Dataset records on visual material
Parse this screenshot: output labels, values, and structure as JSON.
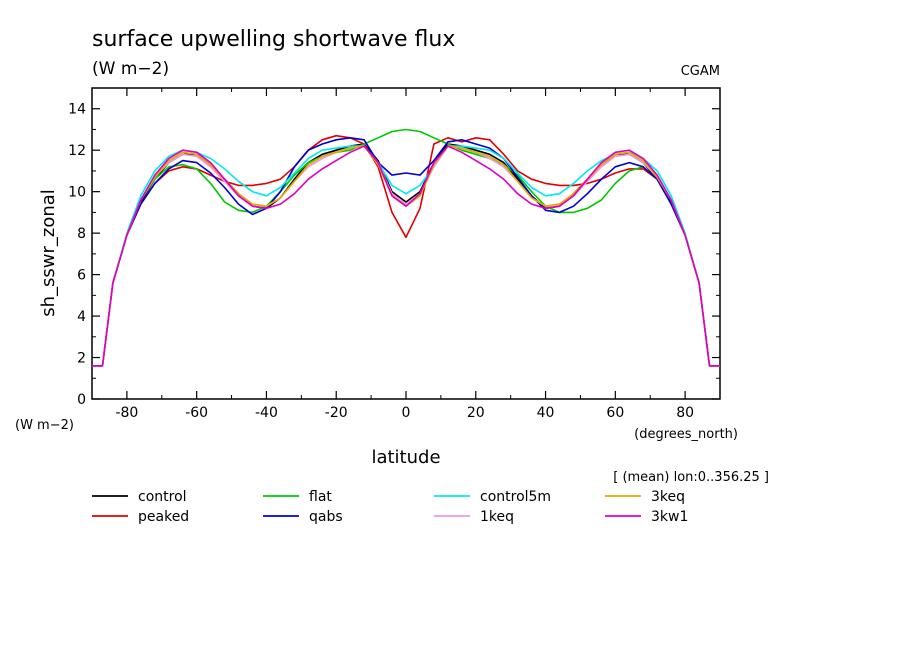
{
  "chart_data": {
    "type": "line",
    "title": "surface upwelling shortwave flux",
    "subtitle": "(W m−2)",
    "source_label": "CGAM",
    "xlabel": "latitude",
    "xunits": "(degrees_north)",
    "ylabel": "sh_sswr_zonal",
    "yunits": "(W m−2)",
    "mean_note": "[ (mean) lon:0..356.25 ]",
    "xlim": [
      -90,
      90
    ],
    "ylim": [
      0,
      15
    ],
    "xticks": [
      -80,
      -60,
      -40,
      -20,
      0,
      20,
      40,
      60,
      80
    ],
    "yticks": [
      0,
      2,
      4,
      6,
      8,
      10,
      12,
      14
    ],
    "x": [
      -90,
      -87,
      -84,
      -80,
      -76,
      -72,
      -68,
      -64,
      -60,
      -56,
      -52,
      -48,
      -44,
      -40,
      -36,
      -32,
      -28,
      -24,
      -20,
      -16,
      -12,
      -8,
      -4,
      0,
      4,
      8,
      12,
      16,
      20,
      24,
      28,
      32,
      36,
      40,
      44,
      48,
      52,
      56,
      60,
      64,
      68,
      72,
      76,
      80,
      84,
      87,
      90
    ],
    "series": [
      {
        "name": "control",
        "color": "#000000",
        "values": [
          1.6,
          1.6,
          5.6,
          7.9,
          9.5,
          10.6,
          11.4,
          11.8,
          11.8,
          11.3,
          10.6,
          9.9,
          9.3,
          9.2,
          9.7,
          10.6,
          11.4,
          11.8,
          12.0,
          12.2,
          12.3,
          11.5,
          10.0,
          9.5,
          10.0,
          11.4,
          12.3,
          12.2,
          12.0,
          11.8,
          11.4,
          10.6,
          9.8,
          9.2,
          9.3,
          9.9,
          10.6,
          11.3,
          11.8,
          11.8,
          11.4,
          10.6,
          9.5,
          7.9,
          5.6,
          1.6,
          1.6
        ]
      },
      {
        "name": "peaked",
        "color": "#e00000",
        "values": [
          1.6,
          1.6,
          5.6,
          7.9,
          9.4,
          10.4,
          11.0,
          11.2,
          11.1,
          10.8,
          10.5,
          10.3,
          10.3,
          10.4,
          10.6,
          11.2,
          12.0,
          12.5,
          12.7,
          12.6,
          12.3,
          11.2,
          9.0,
          7.8,
          9.2,
          12.3,
          12.6,
          12.4,
          12.6,
          12.5,
          11.8,
          11.0,
          10.6,
          10.4,
          10.3,
          10.3,
          10.4,
          10.6,
          10.9,
          11.1,
          11.1,
          10.6,
          9.4,
          7.9,
          5.6,
          1.6,
          1.6
        ]
      },
      {
        "name": "flat",
        "color": "#00c800",
        "values": [
          1.6,
          1.6,
          5.6,
          7.9,
          9.6,
          10.6,
          11.2,
          11.3,
          11.1,
          10.4,
          9.5,
          9.1,
          9.0,
          9.3,
          10.0,
          10.8,
          11.4,
          11.7,
          11.9,
          12.0,
          12.3,
          12.6,
          12.9,
          13.0,
          12.9,
          12.6,
          12.3,
          12.0,
          11.8,
          11.6,
          11.3,
          10.8,
          10.0,
          9.3,
          9.0,
          9.0,
          9.2,
          9.6,
          10.4,
          11.0,
          11.2,
          10.6,
          9.6,
          7.9,
          5.6,
          1.6,
          1.6
        ]
      },
      {
        "name": "qabs",
        "color": "#0000d0",
        "values": [
          1.6,
          1.6,
          5.6,
          7.9,
          9.4,
          10.4,
          11.1,
          11.5,
          11.4,
          10.9,
          10.2,
          9.4,
          8.9,
          9.2,
          10.0,
          11.2,
          12.0,
          12.3,
          12.5,
          12.6,
          12.5,
          11.4,
          10.8,
          10.9,
          10.8,
          11.5,
          12.4,
          12.5,
          12.3,
          12.1,
          11.6,
          10.7,
          9.8,
          9.1,
          9.0,
          9.3,
          9.9,
          10.6,
          11.2,
          11.4,
          11.2,
          10.6,
          9.4,
          7.9,
          5.6,
          1.6,
          1.6
        ]
      },
      {
        "name": "control5m",
        "color": "#00e8f0",
        "values": [
          1.6,
          1.6,
          5.6,
          8.0,
          9.8,
          11.0,
          11.7,
          12.0,
          11.9,
          11.6,
          11.1,
          10.5,
          10.0,
          9.8,
          10.2,
          10.9,
          11.6,
          12.0,
          12.1,
          12.2,
          12.2,
          11.4,
          10.3,
          9.9,
          10.3,
          11.2,
          12.2,
          12.2,
          12.1,
          12.0,
          11.6,
          10.9,
          10.2,
          9.8,
          9.9,
          10.4,
          11.0,
          11.5,
          11.8,
          11.9,
          11.6,
          11.0,
          9.8,
          8.0,
          5.6,
          1.6,
          1.6
        ]
      },
      {
        "name": "1keq",
        "color": "#ee99dd",
        "values": [
          1.6,
          1.6,
          5.6,
          7.9,
          9.6,
          10.7,
          11.4,
          11.8,
          11.7,
          11.2,
          10.5,
          9.8,
          9.4,
          9.3,
          9.7,
          10.5,
          11.2,
          11.6,
          11.9,
          12.1,
          12.2,
          11.4,
          9.9,
          9.4,
          9.9,
          11.2,
          12.2,
          12.1,
          11.9,
          11.6,
          11.2,
          10.5,
          9.7,
          9.3,
          9.4,
          9.8,
          10.5,
          11.2,
          11.7,
          11.8,
          11.4,
          10.7,
          9.6,
          7.9,
          5.6,
          1.6,
          1.6
        ]
      },
      {
        "name": "3keq",
        "color": "#e8a800",
        "values": [
          1.6,
          1.6,
          5.6,
          7.9,
          9.6,
          10.7,
          11.5,
          11.9,
          11.8,
          11.3,
          10.6,
          9.9,
          9.4,
          9.3,
          9.7,
          10.5,
          11.3,
          11.7,
          11.9,
          12.1,
          12.2,
          11.3,
          9.8,
          9.3,
          9.8,
          11.3,
          12.2,
          12.1,
          11.9,
          11.7,
          11.3,
          10.5,
          9.7,
          9.3,
          9.4,
          9.9,
          10.6,
          11.3,
          11.8,
          11.9,
          11.5,
          10.7,
          9.6,
          7.9,
          5.6,
          1.6,
          1.6
        ]
      },
      {
        "name": "3kw1",
        "color": "#e000c0",
        "values": [
          1.6,
          1.6,
          5.6,
          7.9,
          9.6,
          10.8,
          11.6,
          12.0,
          11.9,
          11.4,
          10.6,
          9.8,
          9.3,
          9.2,
          9.4,
          9.9,
          10.6,
          11.1,
          11.5,
          11.9,
          12.2,
          11.4,
          9.8,
          9.3,
          9.9,
          11.4,
          12.2,
          11.9,
          11.5,
          11.1,
          10.6,
          9.9,
          9.4,
          9.2,
          9.3,
          9.8,
          10.6,
          11.4,
          11.9,
          12.0,
          11.6,
          10.8,
          9.6,
          7.9,
          5.6,
          1.6,
          1.6
        ]
      }
    ],
    "legend": {
      "placement": "below plot",
      "items": [
        "control",
        "flat",
        "control5m",
        "3keq",
        "peaked",
        "qabs",
        "1keq",
        "3kw1"
      ]
    },
    "grid": false
  }
}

:: Exercise prompt ::
Count all lines of the data that include "name". The answer is the number alone.

:: Complete response ::
8